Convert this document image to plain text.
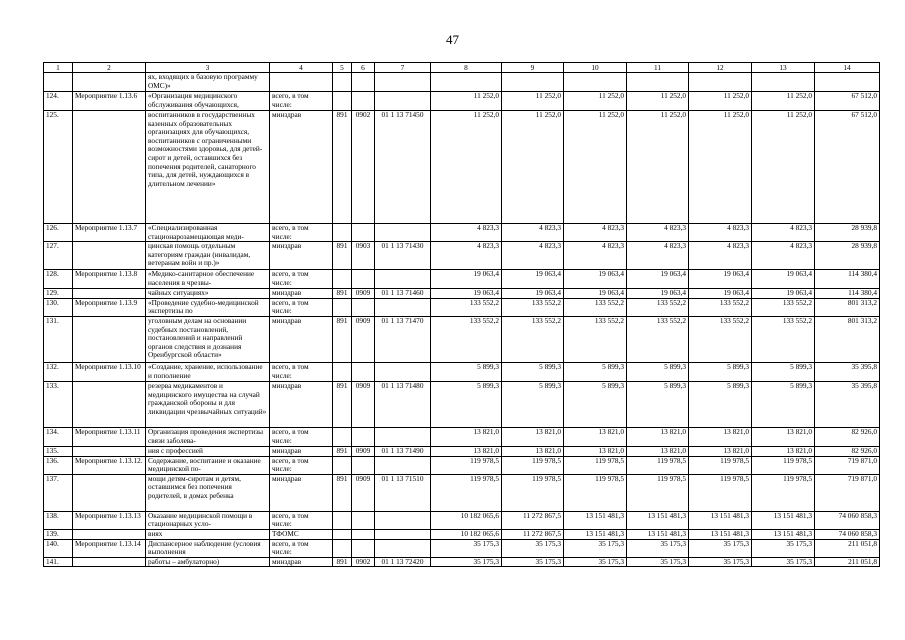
47
1	2	3	4	5	6	7	8	9	10	11	12	13	14
		ях, входящих в базовую программу ОМС)»											
124.	Мероприятие 1.13.6	«Организация медицинского обслуживания обучающихся,	всего, в том числе:				11 252,0	11 252,0	11 252,0	11 252,0	11 252,0	11 252,0	67 512,0
125.		воспитанников в государственных казенных образовательных организациях для обучающихся, воспитанников с ограниченными возможностями здоровья, для детей-сирот и детей, оставшихся без попечения родителей, санаторного типа, для детей, нуждающихся в длительном лечении»	минздрав	891	0902	01 1 13 71450	11 252,0	11 252,0	11 252,0	11 252,0	11 252,0	11 252,0	67 512,0
126.	Мероприятие 1.13.7	«Специализированная стационарозамещающая меди-	всего, в том числе:				4 823,3	4 823,3	4 823,3	4 823,3	4 823,3	4 823,3	28 939,8
127.		цинская помощь отдельным категориям граждан (инвалидам, ветеранам войн и пр.)»	минздрав	891	0903	01 1 13 71430	4 823,3	4 823,3	4 823,3	4 823,3	4 823,3	4 823,3	28 939,8
128.	Мероприятие 1.13.8	«Медико-санитарное обеспечение населения в чрезвы-	всего, в том числе:				19 063,4	19 063,4	19 063,4	19 063,4	19 063,4	19 063,4	114 380,4
129.		чайных ситуациях»	минздрав	891	0909	01 1 13 71460	19 063,4	19 063,4	19 063,4	19 063,4	19 063,4	19 063,4	114 380,4
130.	Мероприятие 1.13.9	«Проведение судебно-медицинской экспертизы по	всего, в том числе:				133 552,2	133 552,2	133 552,2	133 552,2	133 552,2	133 552,2	801 313,2
131.		уголовным делам на основании судебных постановлений, постановлений и направлений органов следствия и дознания Оренбургской области»	минздрав	891	0909	01 1 13 71470	133 552,2	133 552,2	133 552,2	133 552,2	133 552,2	133 552,2	801 313,2
132.	Мероприятие 1.13.10	«Создание, хранение, использование и пополнение	всего, в том числе:				5 899,3	5 899,3	5 899,3	5 899,3	5 899,3	5 899,3	35 395,8
133.		резерва медикаментов и медицинского имущества на случай гражданской обороны и для ликвидации чрезвычайных ситуаций»	минздрав	891	0909	01 1 13 71480	5 899,3	5 899,3	5 899,3	5 899,3	5 899,3	5 899,3	35 395,8
134.	Мероприятие 1.13.11	Организация проведения экспертизы связи заболева-	всего, в том числе:				13 821,0	13 821,0	13 821,0	13 821,0	13 821,0	13 821,0	82 926,0
135.		ния с профессией	минздрав	891	0909	01 1 13 71490	13 821,0	13 821,0	13 821,0	13 821,0	13 821,0	13 821,0	82 926,0
136.	Мероприятие 1.13.12.	Содержание, воспитание и оказание медицинской по-	всего, в том числе:				119 978,5	119 978,5	119 978,5	119 978,5	119 978,5	119 978,5	719 871,0
137.		мощи детям-сиротам и детям, оставшимся без попечения родителей, в домах ребенка	минздрав	891	0909	01 1 13 71510	119 978,5	119 978,5	119 978,5	119 978,5	119 978,5	119 978,5	719 871,0
138.	Мероприятие 1.13.13	Оказание медицинской помощи в стационарных усло-	всего, в том числе:				10 182 065,6	11 272 867,5	13 151 481,3	13 151 481,3	13 151 481,3	13 151 481,3	74 060 858,3
139.		виях	ТФОМС				10 182 065,6	11 272 867,5	13 151 481,3	13 151 481,3	13 151 481,3	13 151 481,3	74 060 858,3
140.	Мероприятие 1.13.14	Диспансерное наблюдение (условия выполнения	всего, в том числе:				35 175,3	35 175,3	35 175,3	35 175,3	35 175,3	35 175,3	211 051,8
141.		работы – амбулаторно)	минздрав	891	0902	01 1 13 72420	35 175,3	35 175,3	35 175,3	35 175,3	35 175,3	35 175,3	211 051,8
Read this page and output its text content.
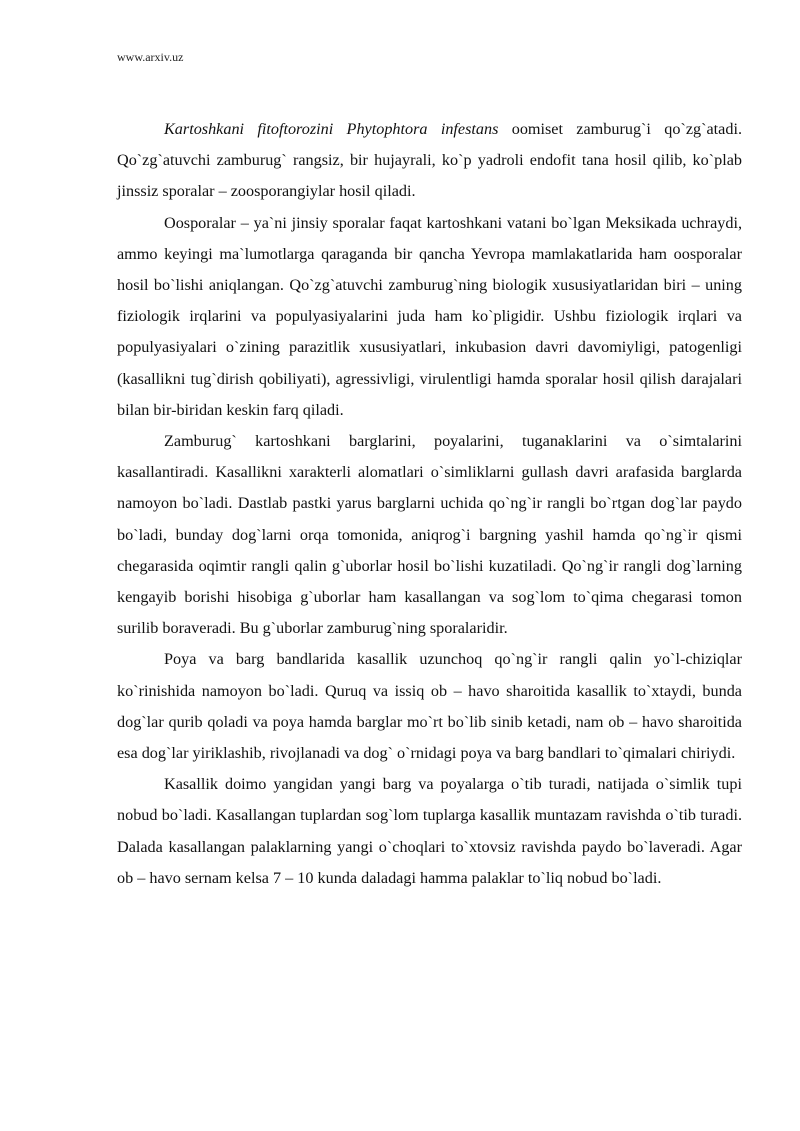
www.arxiv.uz

Kartoshkani fitoftorozini Phytophtora infestans oomiset zamburug`i qo`zg`atadi. Qo`zg`atuvchi zamburug` rangsiz, bir hujayrali, ko`p yadroli endofit tana hosil qilib, ko`plab jinssiz sporalar – zoosporangiylar hosil qiladi.

Oosporalar – ya`ni jinsiy sporalar faqat kartoshkani vatani bo`lgan Meksikada uchraydi, ammo keyingi ma`lumotlarga qaraganda bir qancha Yevropa mamlakatlarida ham oosporalar hosil bo`lishi aniqlangan. Qo`zg`atuvchi zamburug`ning biologik xususiyatlaridan biri – uning fiziologik irqlarini va populyasiyalarini juda ham ko`pligidir. Ushbu fiziologik irqlari va populyasiyalari o`zining parazitlik xususiyatlari, inkubasion davri davomiyligi, patogenligi (kasallikni tug`dirish qobiliyati), agressivligi, virulentligi hamda sporalar hosil qilish darajalari bilan bir-biridan keskin farq qiladi.

Zamburug` kartoshkani barglarini, poyalarini, tuganaklarini va o`simtalarini kasallantiradi. Kasallikni xarakterli alomatlari o`simliklarni gullash davri arafasida barglarda namoyon bo`ladi. Dastlab pastki yarus barglarni uchida qo`ng`ir rangli bo`rtgan dog`lar paydo bo`ladi, bunday dog`larni orqa tomonida, aniqrog`i bargning yashil hamda qo`ng`ir qismi chegarasida oqimtir rangli qalin g`uborlar hosil bo`lishi kuzatiladi. Qo`ng`ir rangli dog`larning kengayib borishi hisobiga g`uborlar ham kasallangan va sog`lom to`qima chegarasi tomon surilib boraveradi. Bu g`uborlar zamburug`ning sporalaridir.

Poya va barg bandlarida kasallik uzunchoq qo`ng`ir rangli qalin yo`l-chiziqlar ko`rinishida namoyon bo`ladi. Quruq va issiq ob – havo sharoitida kasallik to`xtaydi, bunda dog`lar qurib qoladi va poya hamda barglar mo`rt bo`lib sinib ketadi, nam ob – havo sharoitida esa dog`lar yiriklashib, rivojlanadi va dog` o`rnidagi poya va barg bandlari to`qimalari chiriydi.

Kasallik doimo yangidan yangi barg va poyalarga o`tib turadi, natijada o`simlik tupi nobud bo`ladi. Kasallangan tuplardan sog`lom tuplarga kasallik muntazam ravishda o`tib turadi. Dalada kasallangan palaklarning yangi o`choqlari to`xtovsiz ravishda paydo bo`laveradi. Agar ob – havo sernam kelsa 7 – 10 kunda daladagi hamma palaklar to`liq nobud bo`ladi.
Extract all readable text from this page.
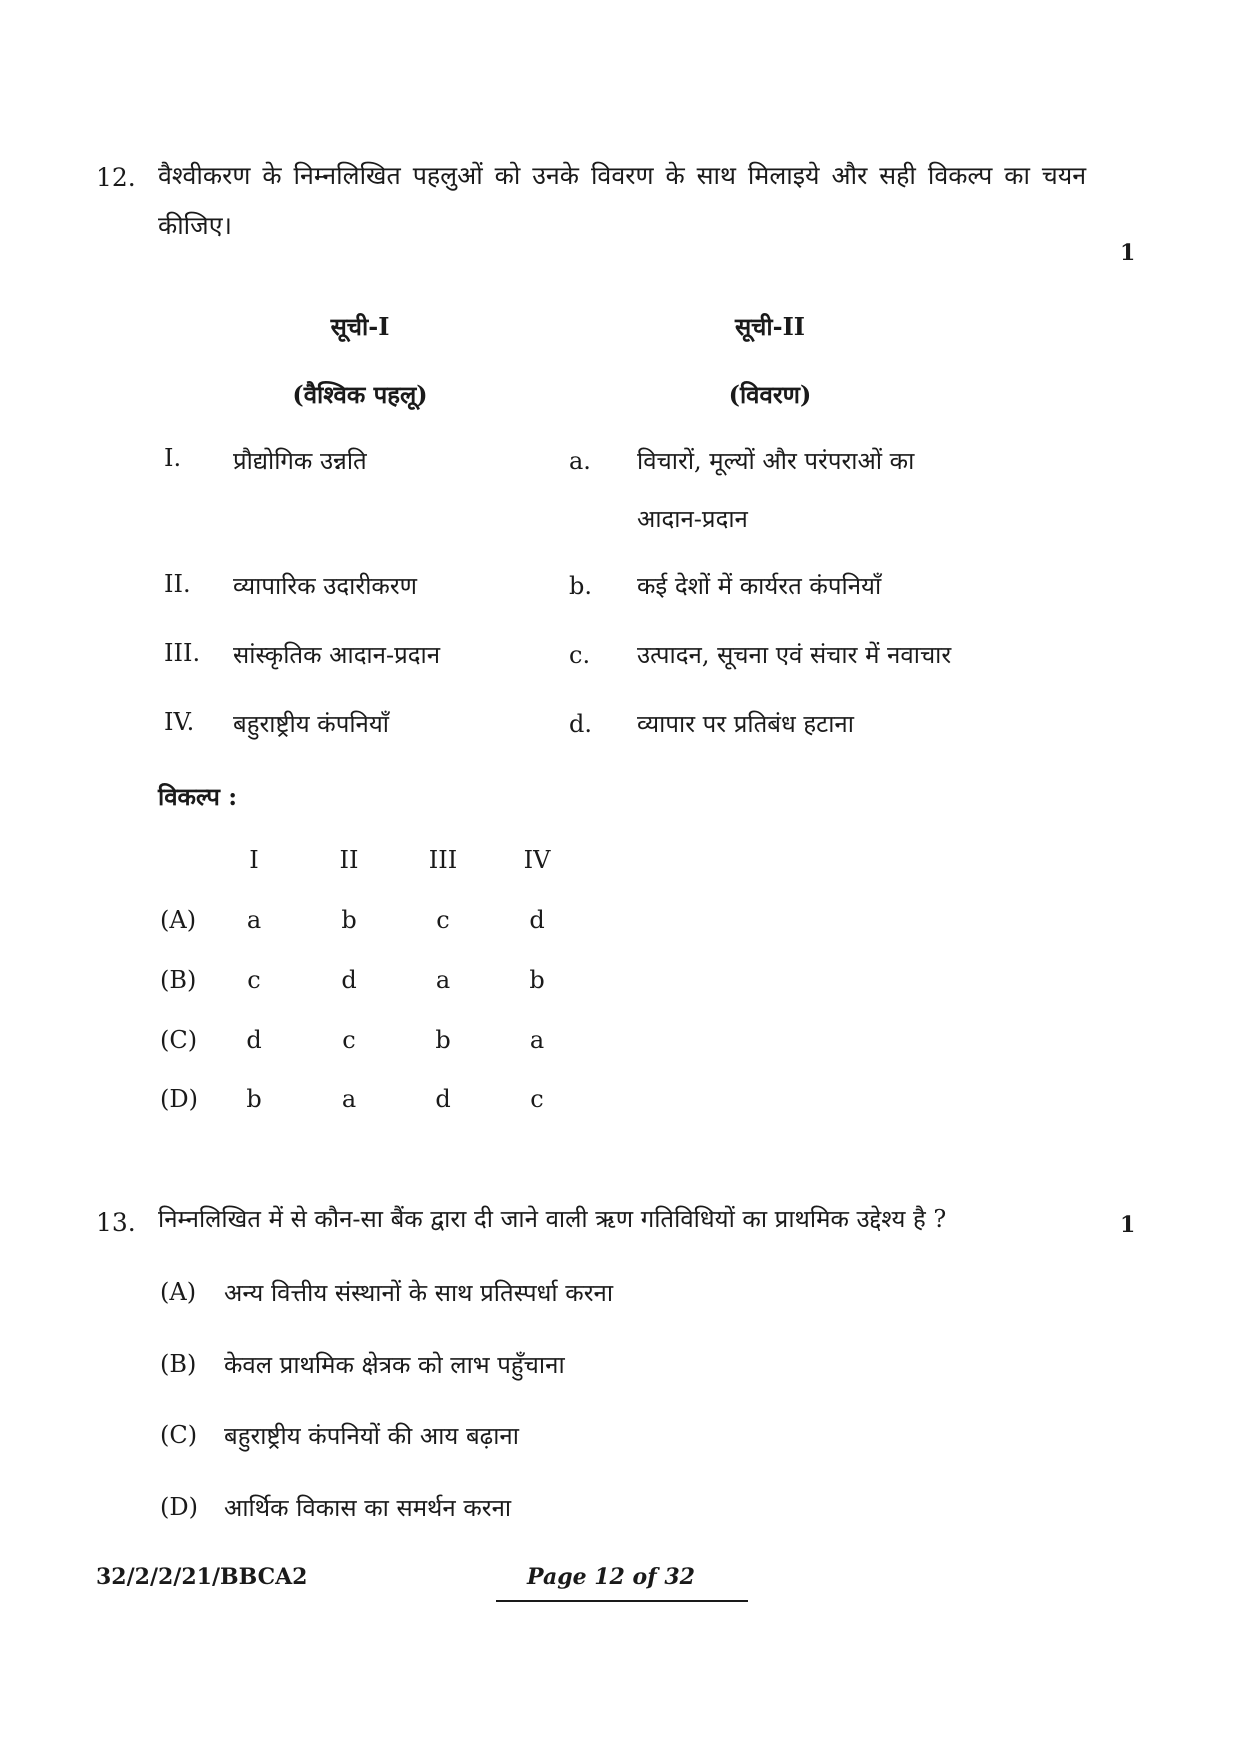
12. वैश्वीकरण के निम्नलिखित पहलुओं को उनके विवरण के साथ मिलाइये और सही विकल्प का चयन
कीजिए।
1
सूची-I
(वैश्विक पहलू)
सूची-II
(विवरण)
I. प्रौद्योगिक उन्नति	a. विचारों, मूल्यों और परंपराओं का
आदान-प्रदान
II. व्यापारिक उदारीकरण	b. कई देशों में कार्यरत कंपनियाँ
III. सांस्कृतिक आदान-प्रदान	c. उत्पादन, सूचना एवं संचार में नवाचार
IV. बहुराष्ट्रीय कंपनियाँ	d. व्यापार पर प्रतिबंध हटाना
विकल्प :
I	II	III	IV
(A)	a	b	c	d
(B)	c	d	a	b
(C)	d	c	b	a
(D)	b	a	d	c
13. निम्नलिखित में से कौन-सा बैंक द्वारा दी जाने वाली ऋण गतिविधियों का प्राथमिक उद्देश्य है ?	1
(A) अन्य वित्तीय संस्थानों के साथ प्रतिस्पर्धा करना
(B) केवल प्राथमिक क्षेत्रक को लाभ पहुँचाना
(C) बहुराष्ट्रीय कंपनियों की आय बढ़ाना
(D) आर्थिक विकास का समर्थन करना
32/2/2/21/BBCA2	Page 12 of 32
━━━━━━━━━━━━━━━━━━━━━━━━━━━━━━
▶ **Work to complete**
Tally the lines above containing "медицинского". Answer with the count only.

▶ **The response**
2